STATED PROBLEM:
Quote the records beneath, complete and exact. Leave out images.

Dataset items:
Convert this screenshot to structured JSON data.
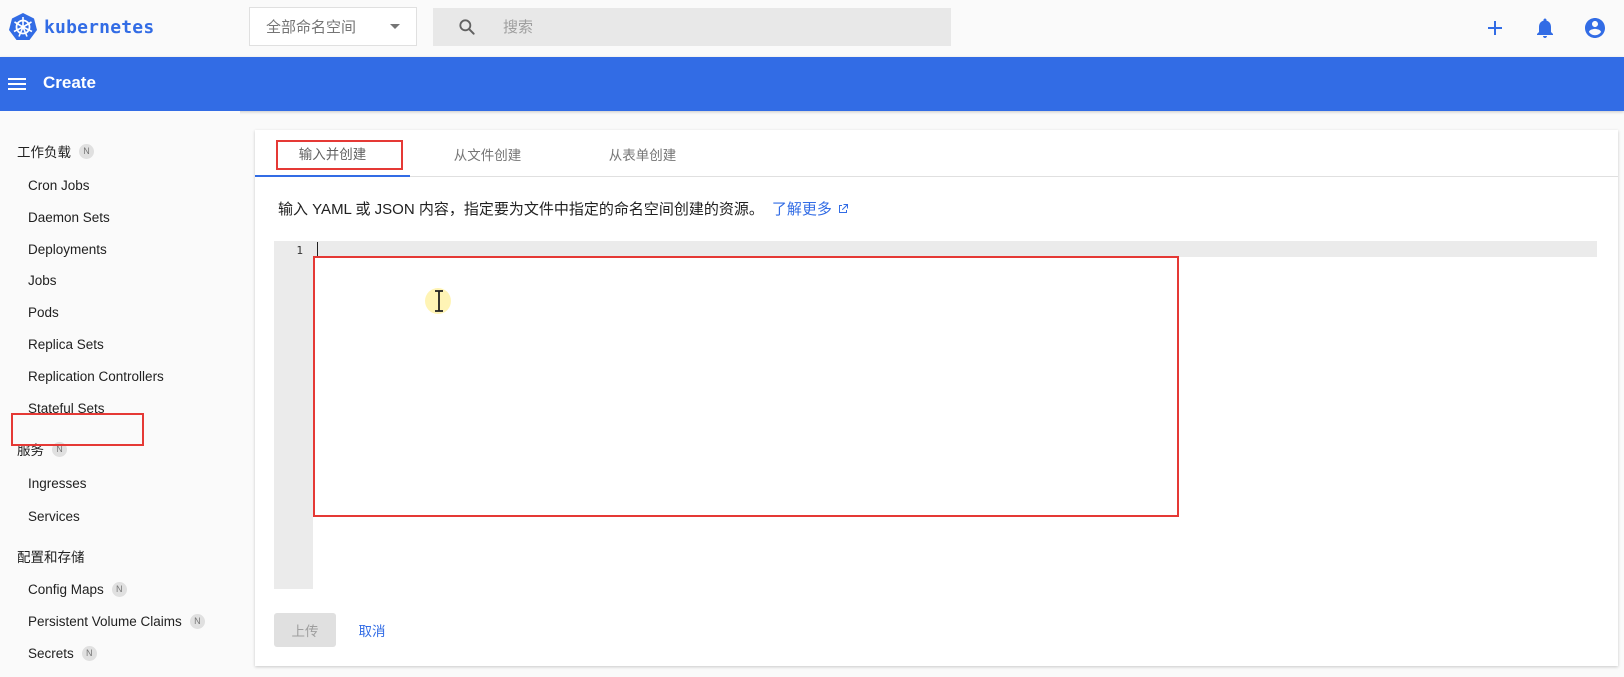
{
  "header": {
    "brand": "kubernetes",
    "namespace_select": {
      "value": "全部命名空间"
    },
    "search": {
      "placeholder": "搜索"
    },
    "icons": [
      "add-icon",
      "notifications-bell-icon",
      "account-circle-icon"
    ]
  },
  "toolbar": {
    "title": "Create"
  },
  "sidebar": {
    "workloads": {
      "label": "工作负载",
      "badge": "N"
    },
    "workload_items": [
      "Cron Jobs",
      "Daemon Sets",
      "Deployments",
      "Jobs",
      "Pods",
      "Replica Sets",
      "Replication Controllers",
      "Stateful Sets"
    ],
    "services": {
      "label": "服务",
      "badge": "N"
    },
    "service_items": [
      "Ingresses",
      "Services"
    ],
    "config": {
      "label": "配置和存储"
    },
    "config_items": [
      {
        "label": "Config Maps",
        "badge": "N"
      },
      {
        "label": "Persistent Volume Claims",
        "badge": "N"
      },
      {
        "label": "Secrets",
        "badge": "N"
      }
    ]
  },
  "main": {
    "tabs": [
      {
        "label": "输入并创建",
        "active": true
      },
      {
        "label": "从文件创建",
        "active": false
      },
      {
        "label": "从表单创建",
        "active": false
      }
    ],
    "description": "输入 YAML 或 JSON 内容，指定要为文件中指定的命名空间创建的资源。",
    "learn_more": "了解更多",
    "editor": {
      "line_number": "1",
      "content": ""
    },
    "upload_label": "上传",
    "cancel_label": "取消"
  },
  "colors": {
    "brand_blue": "#326ce5",
    "highlight_red": "#e53935"
  }
}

PROBLEM SOLUTION:
Convert this screenshot to structured JSON data.
{
  "header": {
    "brand": "kubernetes",
    "namespace_select": {
      "value": "全部命名空间"
    },
    "search": {
      "placeholder": "搜索"
    },
    "icons": [
      "add-icon",
      "notifications-bell-icon",
      "account-circle-icon"
    ]
  },
  "toolbar": {
    "title": "Create"
  },
  "sidebar": {
    "workloads": {
      "label": "工作负载",
      "badge": "N"
    },
    "workload_items": [
      "Cron Jobs",
      "Daemon Sets",
      "Deployments",
      "Jobs",
      "Pods",
      "Replica Sets",
      "Replication Controllers",
      "Stateful Sets"
    ],
    "services": {
      "label": "服务",
      "badge": "N"
    },
    "service_items": [
      "Ingresses",
      "Services"
    ],
    "config": {
      "label": "配置和存储"
    },
    "config_items": [
      {
        "label": "Config Maps",
        "badge": "N"
      },
      {
        "label": "Persistent Volume Claims",
        "badge": "N"
      },
      {
        "label": "Secrets",
        "badge": "N"
      }
    ]
  },
  "main": {
    "tabs": [
      {
        "label": "输入并创建",
        "active": true
      },
      {
        "label": "从文件创建",
        "active": false
      },
      {
        "label": "从表单创建",
        "active": false
      }
    ],
    "description": "输入 YAML 或 JSON 内容，指定要为文件中指定的命名空间创建的资源。",
    "learn_more": "了解更多",
    "editor": {
      "line_number": "1",
      "content": ""
    },
    "upload_label": "上传",
    "cancel_label": "取消"
  },
  "colors": {
    "brand_blue": "#326ce5",
    "highlight_red": "#e53935"
  }
}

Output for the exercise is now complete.